**SHORT EXERCISE**
Can you write out the whole listing exactly?

**ITEMS**
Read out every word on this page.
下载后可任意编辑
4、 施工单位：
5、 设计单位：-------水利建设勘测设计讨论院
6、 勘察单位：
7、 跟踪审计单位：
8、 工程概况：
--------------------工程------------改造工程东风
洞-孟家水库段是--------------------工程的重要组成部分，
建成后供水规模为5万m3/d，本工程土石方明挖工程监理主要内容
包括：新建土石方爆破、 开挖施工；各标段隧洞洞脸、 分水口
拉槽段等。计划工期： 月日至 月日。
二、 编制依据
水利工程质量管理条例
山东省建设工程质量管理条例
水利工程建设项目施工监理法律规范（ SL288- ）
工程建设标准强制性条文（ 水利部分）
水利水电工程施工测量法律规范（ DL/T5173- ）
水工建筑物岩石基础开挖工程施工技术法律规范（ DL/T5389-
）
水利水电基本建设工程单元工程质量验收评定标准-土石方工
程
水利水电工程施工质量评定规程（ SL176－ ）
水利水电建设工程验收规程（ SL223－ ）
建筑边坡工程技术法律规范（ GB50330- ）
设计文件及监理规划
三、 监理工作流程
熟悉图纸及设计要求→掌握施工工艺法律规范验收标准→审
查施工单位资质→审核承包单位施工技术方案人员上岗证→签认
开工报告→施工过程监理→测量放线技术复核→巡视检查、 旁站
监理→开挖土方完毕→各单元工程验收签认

**RESPONSE**
Read out every word on this page.
下载后可任意编辑
4、 施工单位：
5、 设计单位：-------水利建设勘测设计讨论院
6、 勘察单位：
7、 跟踪审计单位：
8、 工程概况：
--------------------工程------------改造工程东风
洞-孟家水库段是--------------------工程的重要组成部分，
建成后供水规模为5万m3/d，本工程土石方明挖工程监理主要内容
包括：新建土石方爆破、 开挖施工；各标段隧洞洞脸、 分水口
拉槽段等。计划工期： 月日至 月日。
二、 编制依据
水利工程质量管理条例
山东省建设工程质量管理条例
水利工程建设项目施工监理法律规范（ SL288- ）
工程建设标准强制性条文（ 水利部分）
水利水电工程施工测量法律规范（ DL/T5173- ）
水工建筑物岩石基础开挖工程施工技术法律规范（ DL/T5389-
）
水利水电基本建设工程单元工程质量验收评定标准-土石方工
程
水利水电工程施工质量评定规程（ SL176－ ）
水利水电建设工程验收规程（ SL223－ ）
建筑边坡工程技术法律规范（ GB50330- ）
设计文件及监理规划
三、 监理工作流程
熟悉图纸及设计要求→掌握施工工艺法律规范验收标准→审
查施工单位资质→审核承包单位施工技术方案人员上岗证→签认
开工报告→施工过程监理→测量放线技术复核→巡视检查、 旁站
监理→开挖土方完毕→各单元工程验收签认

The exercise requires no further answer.